**Given records**
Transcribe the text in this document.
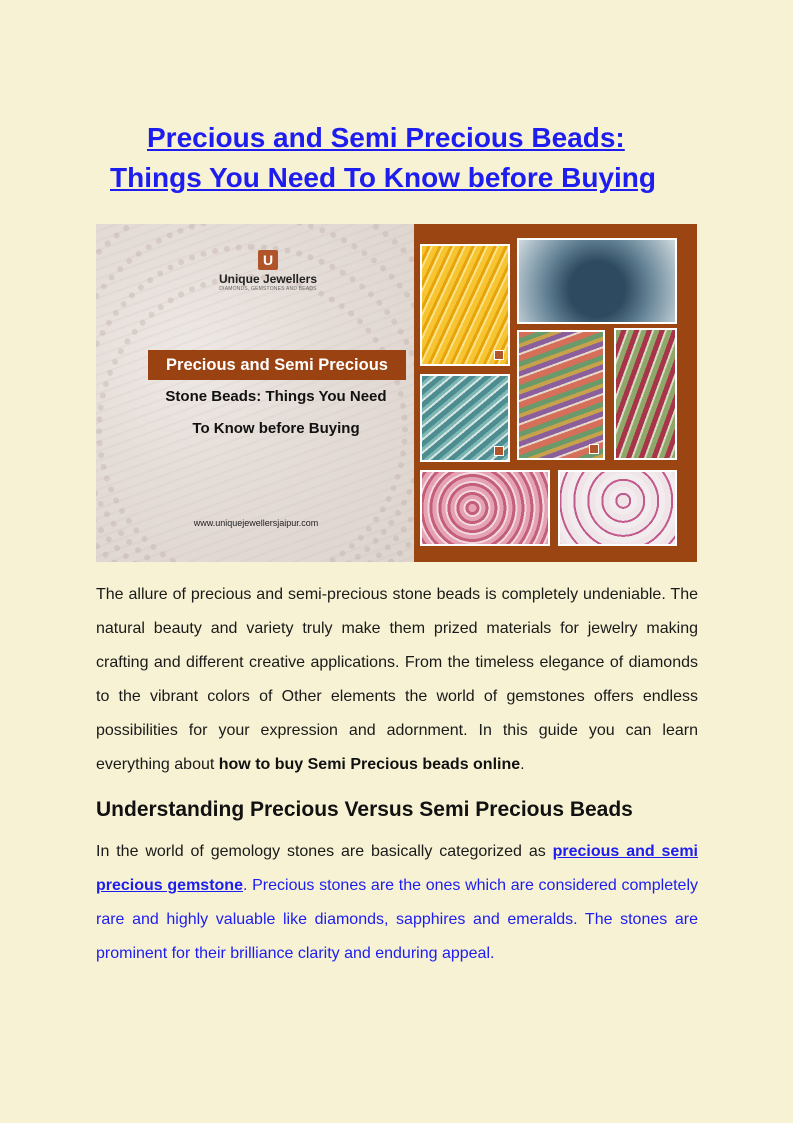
Precious and Semi Precious Beads: Things You Need To Know before Buying
U
Unique Jewellers
DIAMONDS, GEMSTONES AND BEADS
Precious and Semi Precious
Stone Beads: Things You Need
To Know before Buying
www.uniquejewellersjaipur.com

The allure of precious and semi-precious stone beads is completely undeniable. The natural beauty and variety truly make them prized materials for jewelry making crafting and different creative applications. From the timeless elegance of diamonds to the vibrant colors of Other elements the world of gemstones offers endless possibilities for your expression and adornment. In this guide you can learn everything about how to buy Semi Precious beads online.

Understanding Precious Versus Semi Precious Beads

In the world of gemology stones are basically categorized as precious and semi precious gemstone. Precious stones are the ones which are considered completely rare and highly valuable like diamonds, sapphires and emeralds. The stones are prominent for their brilliance clarity and enduring appeal.
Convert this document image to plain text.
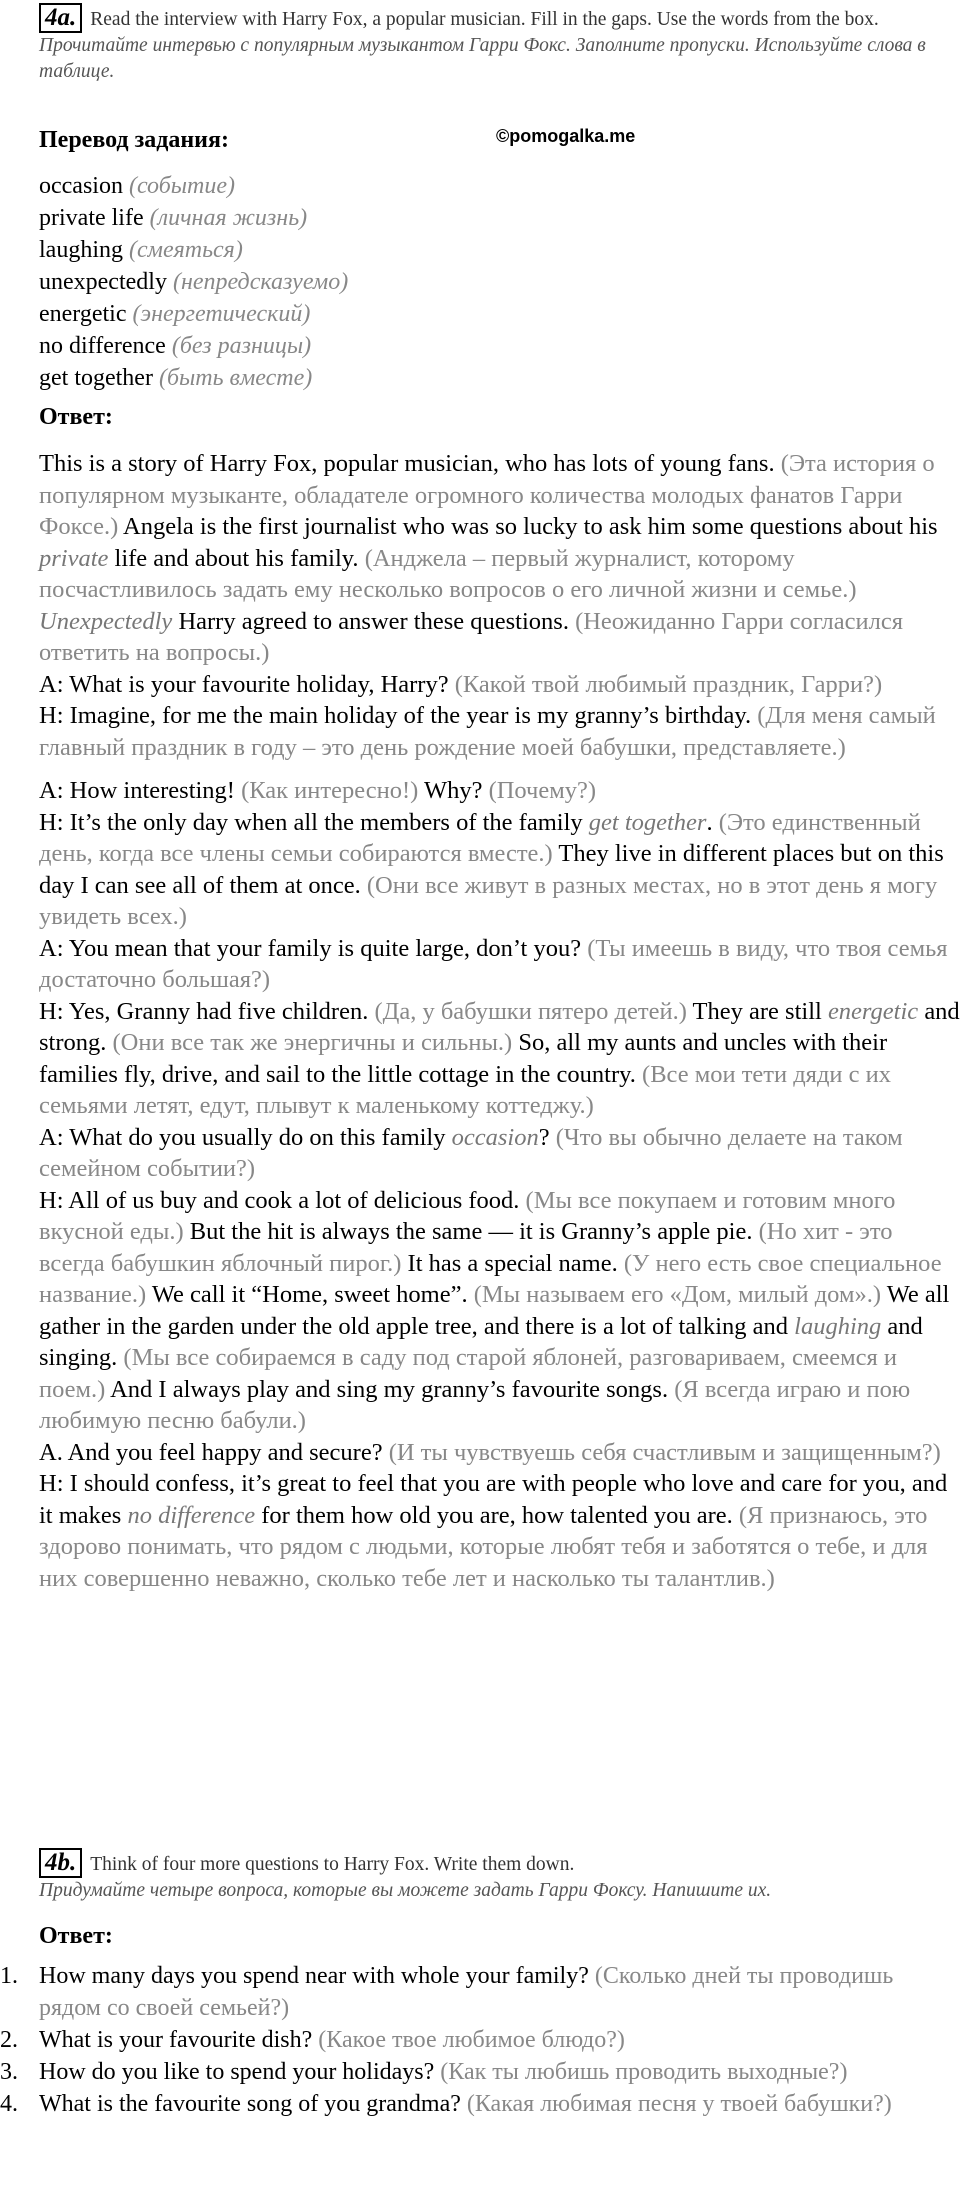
4a. Read the interview with Harry Fox, a popular musician. Fill in the gaps. Use the words from the box.
Прочитайте интервью с популярным музыкантом Гарри Фокс. Заполните пропуски. Используйте слова в таблице.
Перевод задания:	©pomogalka.me
occasion (событие)
private life (личная жизнь)
laughing (смеяться)
unexpectedly (непредсказуемо)
energetic (энергетический)
no difference (без разницы)
get together (быть вместе)
Ответ:

This is a story of Harry Fox, popular musician, who has lots of young fans. (Эта история о популярном музыканте, обладателе огромного количества молодых фанатов Гарри Фоксе.) Angela is the first journalist who was so lucky to ask him some questions about his private life and about his family. (Анджела – первый журналист, которому посчастливилось задать ему несколько вопросов о его личной жизни и семье.) Unexpectedly Harry agreed to answer these questions. (Неожиданно Гарри согласился ответить на вопросы.)

A: What is your favourite holiday, Harry? (Какой твой любимый праздник, Гарри?)

H: Imagine, for me the main holiday of the year is my granny’s birthday. (Для меня самый главный праздник в году – это день рождение моей бабушки, представляете.)

A: How interesting! (Как интересно!) Why? (Почему?)

H: It’s the only day when all the members of the family get together. (Это единственный день, когда все члены семьи собираются вместе.) They live in different places but on this day I can see all of them at once. (Они все живут в разных местах, но в этот день я могу увидеть всех.)

A: You mean that your family is quite large, don’t you? (Ты имеешь в виду, что твоя семья достаточно большая?)

H: Yes, Granny had five children. (Да, у бабушки пятеро детей.) They are still energetic and strong. (Они все так же энергичны и сильны.) So, all my aunts and uncles with their families fly, drive, and sail to the little cottage in the country. (Все мои тети дяди с их семьями летят, едут, плывут к маленькому коттеджу.)

A: What do you usually do on this family occasion? (Что вы обычно делаете на таком семейном событии?)

H: All of us buy and cook a lot of delicious food. (Мы все покупаем и готовим много вкусной еды.) But the hit is always the same — it is Granny’s apple pie. (Но хит - это всегда бабушкин яблочный пирог.) It has a special name. (У него есть свое специальное название.) We call it “Home, sweet home”. (Мы называем его «Дом, милый дом».) We all gather in the garden under the old apple tree, and there is a lot of talking and laughing and singing. (Мы все собираемся в саду под старой яблоней, разговариваем, смеемся и поем.) And I always play and sing my granny’s favourite songs. (Я всегда играю и пою любимую песню бабули.)

A. And you feel happy and secure? (И ты чувствуешь себя счастливым и защищенным?)

H: I should confess, it’s great to feel that you are with people who love and care for you, and it makes no difference for them how old you are, how talented you are. (Я признаюсь, это здорово понимать, что рядом с людьми, которые любят тебя и заботятся о тебе, и для них совершенно неважно, сколько тебе лет и насколько ты талантлив.)

4b. Think of four more questions to Harry Fox. Write them down.
Придумайте четыре вопроса, которые вы можете задать Гарри Фоксу. Напишите их.
Ответ:
1. How many days you spend near with whole your family? (Сколько дней ты проводишь рядом со своей семьей?)
2. What is your favourite dish? (Какое твое любимое блюдо?)
3. How do you like to spend your holidays? (Как ты любишь проводить выходные?)
4. What is the favourite song of you grandma? (Какая любимая песня у твоей бабушки?)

**Exercise description**
Identify the lines that hold the word "like". Copy every one of them.

**Worked answer**
In the world of gemology stones are basically categorized as precious and semi precious gemstone. Precious stones are the ones which are considered completely rare and highly valuable like diamonds, sapphires and emeralds. The stones are prominent for their brilliance clarity and enduring appeal.
3. How do you like to spend your holidays? (Как ты любишь проводить выходные?)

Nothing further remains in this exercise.